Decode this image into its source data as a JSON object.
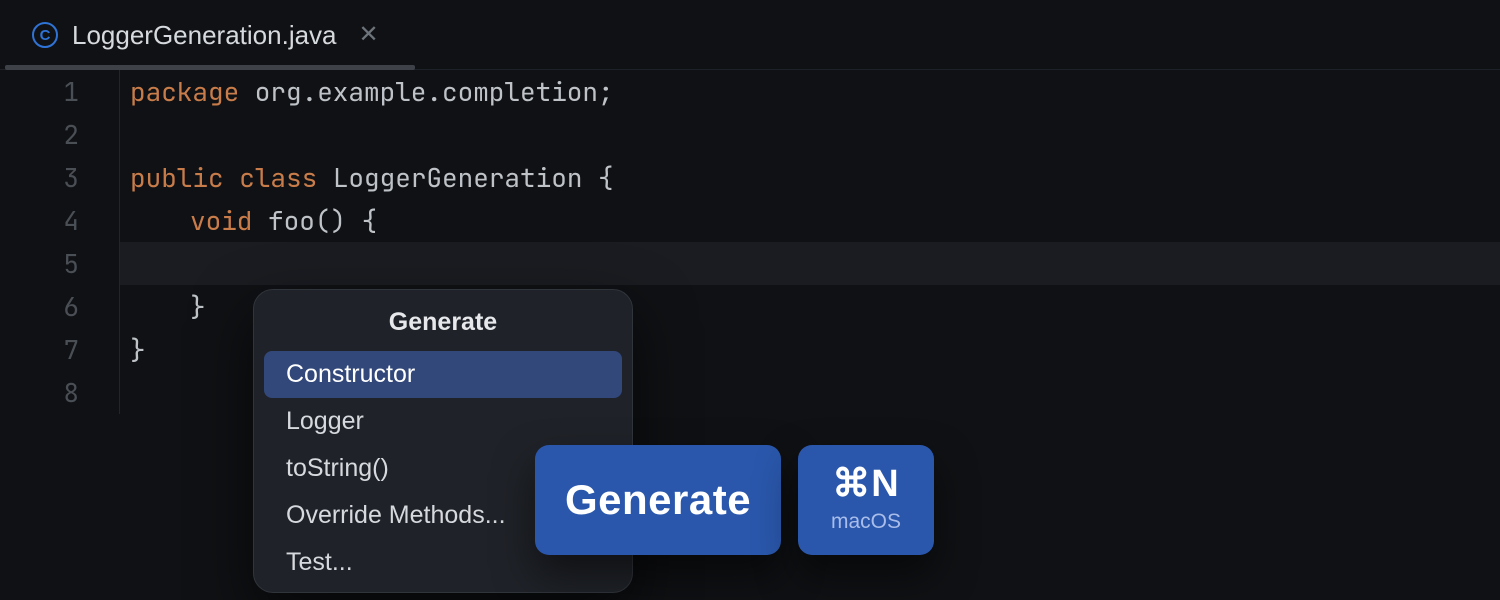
{
  "tab": {
    "filename": "LoggerGeneration.java",
    "icon": "class-icon"
  },
  "gutter": [
    "1",
    "2",
    "3",
    "4",
    "5",
    "6",
    "7",
    "8"
  ],
  "code": {
    "l1_kw": "package",
    "l1_rest": " org.example.completion;",
    "l3_kw1": "public",
    "l3_kw2": "class",
    "l3_cls": " LoggerGeneration ",
    "l3_brace": "{",
    "l4_kw": "void",
    "l4_fn": " foo() ",
    "l4_brace": "{",
    "l6_brace": "}",
    "l7_brace": "}"
  },
  "popup": {
    "title": "Generate",
    "items": [
      "Constructor",
      "Logger",
      "toString()",
      "Override Methods...",
      "Test..."
    ],
    "selectedIndex": 0
  },
  "tooltip": {
    "label": "Generate",
    "shortcut": "⌘N",
    "os": "macOS"
  }
}
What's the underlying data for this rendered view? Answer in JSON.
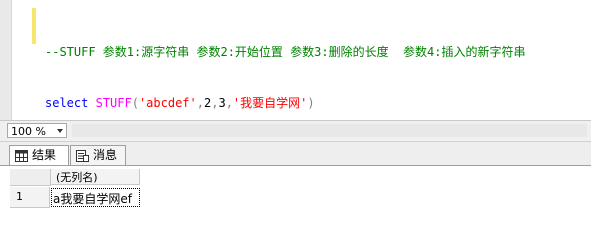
{
  "editor": {
    "line1": {
      "comment": "--STUFF 参数1:源字符串 参数2:开始位置 参数3:删除的长度  参数4:插入的新字符串"
    },
    "line2": {
      "keyword": "select",
      "function": "STUFF",
      "open_paren": "(",
      "arg1": "'abcdef'",
      "sep1": ",",
      "arg2": "2",
      "sep2": ",",
      "arg3": "3",
      "sep3": ",",
      "arg4": "'我要自学网'",
      "close_paren": ")"
    }
  },
  "zoom": {
    "value": "100 %"
  },
  "tabs": [
    {
      "label": "结果",
      "icon": "grid-icon"
    },
    {
      "label": "消息",
      "icon": "messages-icon"
    }
  ],
  "grid": {
    "column_header": "(无列名)",
    "rows": [
      {
        "row_number": "1",
        "value": "a我要自学网ef"
      }
    ]
  }
}
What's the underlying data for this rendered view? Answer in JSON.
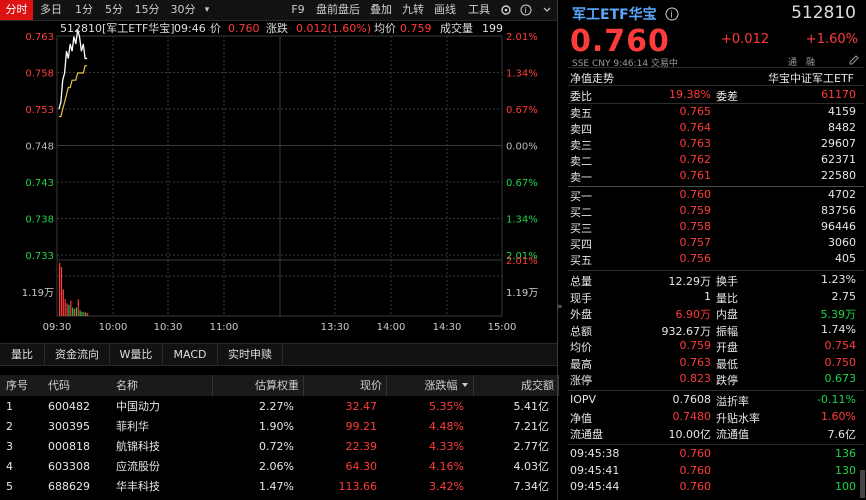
{
  "toolbar": {
    "tabs": [
      "分时",
      "多日",
      "1分",
      "5分",
      "15分",
      "30分"
    ],
    "more": "▾",
    "right": [
      "F9",
      "盘前盘后",
      "叠加",
      "九转",
      "画线",
      "工具"
    ],
    "active_index": 0
  },
  "chart": {
    "header": {
      "code_name": "512810[军工ETF华宝]",
      "time": "09:46",
      "price_label": "价",
      "price": "0.760",
      "chg_label": "涨跌",
      "chg": "0.012(1.60%)",
      "avg_label": "均价",
      "avg": "0.759",
      "vol_label": "成交量",
      "vol": "199"
    },
    "left_ticks": [
      "0.763",
      "0.758",
      "0.753",
      "0.748",
      "0.743",
      "0.738",
      "0.733"
    ],
    "right_ticks": [
      "2.01%",
      "1.34%",
      "0.67%",
      "0.00%",
      "0.67%",
      "1.34%",
      "2.01%"
    ],
    "vol_left_tick": "1.19万",
    "vol_right_ticks": [
      "2.01%",
      "1.19万"
    ],
    "x_labels": [
      "09:30",
      "10:00",
      "10:30",
      "11:00",
      "13:30",
      "14:00",
      "14:30",
      "15:00"
    ],
    "price_line": [
      0.753,
      0.754,
      0.757,
      0.758,
      0.761,
      0.76,
      0.762,
      0.761,
      0.763,
      0.762,
      0.764,
      0.763,
      0.761,
      0.762,
      0.76,
      0.76
    ],
    "avg_line": [
      0.752,
      0.752,
      0.753,
      0.754,
      0.755,
      0.756,
      0.756,
      0.757,
      0.757,
      0.757,
      0.758,
      0.758,
      0.758,
      0.758,
      0.759,
      0.759
    ],
    "volumes": [
      1.9,
      1.75,
      0.95,
      0.6,
      0.45,
      0.4,
      0.55,
      0.3,
      0.25,
      0.3,
      0.6,
      0.2,
      0.15,
      0.15,
      0.12,
      0.1
    ],
    "colors": {
      "price": "#ffffff",
      "avg": "#e8c24a",
      "up": "#ff3b3b",
      "down": "#1fd14a",
      "grid": "#3a3a3a"
    }
  },
  "subtabs": [
    "量比",
    "资金流向",
    "W量比",
    "MACD",
    "实时申赎"
  ],
  "table": {
    "headers": [
      "序号",
      "代码",
      "名称",
      "估算权重",
      "现价",
      "涨跌幅",
      "成交额"
    ],
    "rows": [
      {
        "no": "1",
        "code": "600482",
        "name": "中国动力",
        "weight": "2.27%",
        "price": "32.47",
        "pct": "5.35%",
        "amount": "5.41亿"
      },
      {
        "no": "2",
        "code": "300395",
        "name": "菲利华",
        "weight": "1.90%",
        "price": "99.21",
        "pct": "4.48%",
        "amount": "7.21亿"
      },
      {
        "no": "3",
        "code": "000818",
        "name": "航锦科技",
        "weight": "0.72%",
        "price": "22.39",
        "pct": "4.33%",
        "amount": "2.77亿"
      },
      {
        "no": "4",
        "code": "603308",
        "name": "应流股份",
        "weight": "2.06%",
        "price": "64.30",
        "pct": "4.16%",
        "amount": "4.03亿"
      },
      {
        "no": "5",
        "code": "688629",
        "name": "华丰科技",
        "weight": "1.47%",
        "price": "113.66",
        "pct": "3.42%",
        "amount": "7.34亿"
      }
    ]
  },
  "quote": {
    "title": "军工ETF华宝",
    "code": "512810",
    "price": "0.760",
    "chg": "+0.012",
    "pct": "+1.60%",
    "info": "SSE  CNY  9:46:14  交易中",
    "badges": [
      "通",
      "融"
    ],
    "nav_label": "净值走势",
    "index_name": "华宝中证军工ETF",
    "weibi_label": "委比",
    "weibi": "19.38%",
    "weicha_label": "委差",
    "weicha": "61170",
    "asks": [
      {
        "label": "卖五",
        "price": "0.765",
        "vol": "4159"
      },
      {
        "label": "卖四",
        "price": "0.764",
        "vol": "8482"
      },
      {
        "label": "卖三",
        "price": "0.763",
        "vol": "29607"
      },
      {
        "label": "卖二",
        "price": "0.762",
        "vol": "62371"
      },
      {
        "label": "卖一",
        "price": "0.761",
        "vol": "22580"
      }
    ],
    "bids": [
      {
        "label": "买一",
        "price": "0.760",
        "vol": "4702"
      },
      {
        "label": "买二",
        "price": "0.759",
        "vol": "83756"
      },
      {
        "label": "买三",
        "price": "0.758",
        "vol": "96446"
      },
      {
        "label": "买四",
        "price": "0.757",
        "vol": "3060"
      },
      {
        "label": "买五",
        "price": "0.756",
        "vol": "405"
      }
    ],
    "stats": [
      {
        "l1": "总量",
        "v1": "12.29万",
        "c1": "white",
        "l2": "换手",
        "v2": "1.23%",
        "c2": "white"
      },
      {
        "l1": "现手",
        "v1": "1",
        "c1": "white",
        "l2": "量比",
        "v2": "2.75",
        "c2": "white"
      },
      {
        "l1": "外盘",
        "v1": "6.90万",
        "c1": "red",
        "l2": "内盘",
        "v2": "5.39万",
        "c2": "green"
      },
      {
        "l1": "总额",
        "v1": "932.67万",
        "c1": "white",
        "l2": "振幅",
        "v2": "1.74%",
        "c2": "white"
      },
      {
        "l1": "均价",
        "v1": "0.759",
        "c1": "red",
        "l2": "开盘",
        "v2": "0.754",
        "c2": "red"
      },
      {
        "l1": "最高",
        "v1": "0.763",
        "c1": "red",
        "l2": "最低",
        "v2": "0.750",
        "c2": "red"
      },
      {
        "l1": "涨停",
        "v1": "0.823",
        "c1": "red",
        "l2": "跌停",
        "v2": "0.673",
        "c2": "green"
      }
    ],
    "stats2": [
      {
        "l1": "IOPV",
        "v1": "0.7608",
        "c1": "white",
        "l2": "溢折率",
        "v2": "-0.11%",
        "c2": "green"
      },
      {
        "l1": "净值",
        "v1": "0.7480",
        "c1": "red",
        "l2": "升贴水率",
        "v2": "1.60%",
        "c2": "red"
      },
      {
        "l1": "流通盘",
        "v1": "10.00亿",
        "c1": "white",
        "l2": "流通值",
        "v2": "7.6亿",
        "c2": "white"
      }
    ],
    "ticks": [
      {
        "time": "09:45:38",
        "price": "0.760",
        "vol": "136"
      },
      {
        "time": "09:45:41",
        "price": "0.760",
        "vol": "130"
      },
      {
        "time": "09:45:44",
        "price": "0.760",
        "vol": "100"
      }
    ]
  }
}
=-=-=
_Directive_. Reply with one number: the count of lines in the entries that include the word "time".

_Response to this exercise_. 4